▶ _Written exercise_: Pull out all lines from the listing below in which the word "Math" appears.

#### Data extract ####

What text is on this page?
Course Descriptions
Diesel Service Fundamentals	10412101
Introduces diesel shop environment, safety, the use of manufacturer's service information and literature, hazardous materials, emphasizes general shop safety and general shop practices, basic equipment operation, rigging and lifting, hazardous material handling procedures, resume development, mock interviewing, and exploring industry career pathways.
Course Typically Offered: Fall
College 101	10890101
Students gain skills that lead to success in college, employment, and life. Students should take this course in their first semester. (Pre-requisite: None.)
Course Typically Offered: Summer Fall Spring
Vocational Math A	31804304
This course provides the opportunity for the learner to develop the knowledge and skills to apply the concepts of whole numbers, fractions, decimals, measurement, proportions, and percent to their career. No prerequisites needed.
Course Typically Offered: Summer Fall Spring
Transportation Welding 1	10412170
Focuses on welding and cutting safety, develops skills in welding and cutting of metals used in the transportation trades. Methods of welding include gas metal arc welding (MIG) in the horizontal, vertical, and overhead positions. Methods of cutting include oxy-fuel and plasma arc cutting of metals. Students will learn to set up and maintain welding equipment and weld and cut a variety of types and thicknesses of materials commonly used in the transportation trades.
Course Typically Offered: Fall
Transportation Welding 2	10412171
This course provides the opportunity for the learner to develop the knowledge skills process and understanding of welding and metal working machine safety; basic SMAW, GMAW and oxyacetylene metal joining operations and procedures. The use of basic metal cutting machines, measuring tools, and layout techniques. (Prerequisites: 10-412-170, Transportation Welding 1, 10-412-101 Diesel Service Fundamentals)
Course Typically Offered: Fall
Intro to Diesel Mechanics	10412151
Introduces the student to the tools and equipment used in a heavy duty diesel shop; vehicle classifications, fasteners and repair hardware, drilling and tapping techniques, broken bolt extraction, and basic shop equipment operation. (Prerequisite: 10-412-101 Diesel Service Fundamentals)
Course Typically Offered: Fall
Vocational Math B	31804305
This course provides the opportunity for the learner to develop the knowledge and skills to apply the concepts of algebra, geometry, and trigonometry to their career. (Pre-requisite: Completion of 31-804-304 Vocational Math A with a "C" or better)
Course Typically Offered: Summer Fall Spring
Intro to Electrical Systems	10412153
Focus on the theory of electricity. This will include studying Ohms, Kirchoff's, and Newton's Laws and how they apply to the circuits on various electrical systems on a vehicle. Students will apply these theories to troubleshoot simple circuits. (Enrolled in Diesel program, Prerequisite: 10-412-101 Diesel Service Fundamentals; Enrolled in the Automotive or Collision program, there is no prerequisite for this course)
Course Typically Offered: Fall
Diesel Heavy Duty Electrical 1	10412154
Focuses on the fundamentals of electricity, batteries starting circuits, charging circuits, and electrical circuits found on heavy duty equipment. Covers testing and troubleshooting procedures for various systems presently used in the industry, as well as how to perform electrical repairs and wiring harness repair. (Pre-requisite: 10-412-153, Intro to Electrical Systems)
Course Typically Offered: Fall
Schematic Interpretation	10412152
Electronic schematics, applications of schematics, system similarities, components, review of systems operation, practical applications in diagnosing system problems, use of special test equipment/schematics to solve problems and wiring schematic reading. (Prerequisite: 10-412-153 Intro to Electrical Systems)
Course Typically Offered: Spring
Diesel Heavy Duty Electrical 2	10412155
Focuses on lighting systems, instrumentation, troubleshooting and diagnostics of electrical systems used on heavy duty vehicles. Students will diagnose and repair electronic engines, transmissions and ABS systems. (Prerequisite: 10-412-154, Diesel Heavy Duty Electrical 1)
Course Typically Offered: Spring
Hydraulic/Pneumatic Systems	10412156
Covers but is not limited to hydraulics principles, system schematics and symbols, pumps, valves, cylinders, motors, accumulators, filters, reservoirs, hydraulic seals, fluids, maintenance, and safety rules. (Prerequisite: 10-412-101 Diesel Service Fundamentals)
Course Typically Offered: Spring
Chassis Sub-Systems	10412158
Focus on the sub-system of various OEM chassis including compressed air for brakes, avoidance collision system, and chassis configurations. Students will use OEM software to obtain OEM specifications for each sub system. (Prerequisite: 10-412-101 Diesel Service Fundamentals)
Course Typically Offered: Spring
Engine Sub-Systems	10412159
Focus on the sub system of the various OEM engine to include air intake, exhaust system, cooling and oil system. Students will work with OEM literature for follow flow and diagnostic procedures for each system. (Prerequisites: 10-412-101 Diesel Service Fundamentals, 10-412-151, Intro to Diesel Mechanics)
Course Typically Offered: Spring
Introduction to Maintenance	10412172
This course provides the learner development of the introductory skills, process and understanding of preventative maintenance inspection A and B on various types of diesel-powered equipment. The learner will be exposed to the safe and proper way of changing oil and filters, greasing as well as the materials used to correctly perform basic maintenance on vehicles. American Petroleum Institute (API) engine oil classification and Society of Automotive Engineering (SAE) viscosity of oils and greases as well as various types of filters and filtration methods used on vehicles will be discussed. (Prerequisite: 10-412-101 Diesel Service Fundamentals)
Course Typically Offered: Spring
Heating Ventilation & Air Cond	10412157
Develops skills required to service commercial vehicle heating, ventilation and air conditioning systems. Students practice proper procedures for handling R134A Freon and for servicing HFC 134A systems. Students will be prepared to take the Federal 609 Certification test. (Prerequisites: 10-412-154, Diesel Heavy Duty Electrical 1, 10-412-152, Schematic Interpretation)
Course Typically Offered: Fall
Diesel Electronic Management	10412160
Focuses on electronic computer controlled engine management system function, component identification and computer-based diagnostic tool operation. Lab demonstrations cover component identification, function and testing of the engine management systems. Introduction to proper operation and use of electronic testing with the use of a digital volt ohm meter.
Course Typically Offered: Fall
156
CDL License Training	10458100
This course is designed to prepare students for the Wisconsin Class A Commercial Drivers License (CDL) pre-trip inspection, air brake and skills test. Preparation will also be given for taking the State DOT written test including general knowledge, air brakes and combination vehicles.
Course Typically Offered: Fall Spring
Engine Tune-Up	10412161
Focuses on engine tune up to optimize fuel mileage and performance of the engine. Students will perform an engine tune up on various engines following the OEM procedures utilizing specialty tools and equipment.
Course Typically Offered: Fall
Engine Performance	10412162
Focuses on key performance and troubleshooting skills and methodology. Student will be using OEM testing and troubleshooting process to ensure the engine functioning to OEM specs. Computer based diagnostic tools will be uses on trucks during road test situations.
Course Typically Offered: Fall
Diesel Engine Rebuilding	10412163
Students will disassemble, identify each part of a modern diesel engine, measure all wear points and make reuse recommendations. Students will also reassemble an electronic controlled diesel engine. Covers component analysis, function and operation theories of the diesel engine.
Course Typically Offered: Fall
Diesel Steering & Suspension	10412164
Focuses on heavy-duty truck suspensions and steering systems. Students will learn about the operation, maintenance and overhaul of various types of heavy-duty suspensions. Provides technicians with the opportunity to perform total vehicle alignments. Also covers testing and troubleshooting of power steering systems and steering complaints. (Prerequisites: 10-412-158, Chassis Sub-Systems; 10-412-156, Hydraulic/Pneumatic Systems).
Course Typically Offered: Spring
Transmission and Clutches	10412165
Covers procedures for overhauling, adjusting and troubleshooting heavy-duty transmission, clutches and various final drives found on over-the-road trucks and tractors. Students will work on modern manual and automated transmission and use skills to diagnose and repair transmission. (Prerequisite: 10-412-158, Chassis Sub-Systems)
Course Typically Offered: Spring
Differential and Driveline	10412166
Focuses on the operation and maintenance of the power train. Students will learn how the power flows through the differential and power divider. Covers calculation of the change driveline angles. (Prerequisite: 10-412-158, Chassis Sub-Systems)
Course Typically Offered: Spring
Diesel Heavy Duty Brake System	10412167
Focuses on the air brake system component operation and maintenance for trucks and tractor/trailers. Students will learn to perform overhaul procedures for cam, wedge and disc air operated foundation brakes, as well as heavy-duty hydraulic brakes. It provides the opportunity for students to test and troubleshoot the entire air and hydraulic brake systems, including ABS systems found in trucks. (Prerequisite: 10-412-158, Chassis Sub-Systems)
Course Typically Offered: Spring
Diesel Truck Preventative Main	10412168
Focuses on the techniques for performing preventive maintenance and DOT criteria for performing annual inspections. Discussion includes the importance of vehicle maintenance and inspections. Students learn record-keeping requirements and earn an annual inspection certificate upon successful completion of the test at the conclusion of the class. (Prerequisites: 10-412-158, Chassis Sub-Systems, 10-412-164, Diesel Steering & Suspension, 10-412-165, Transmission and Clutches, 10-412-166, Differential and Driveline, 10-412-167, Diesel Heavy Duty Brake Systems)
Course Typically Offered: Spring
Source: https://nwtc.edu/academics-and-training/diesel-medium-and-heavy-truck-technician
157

####

▶ _Correct answer_:
Vocational Math A	31804304
Vocational Math B	31804305
This course provides the opportunity for the learner to develop the knowledge and skills to apply the concepts of algebra, geometry, and trigonometry to their career. (Pre-requisite: Completion of 31-804-304 Vocational Math A with a "C" or better)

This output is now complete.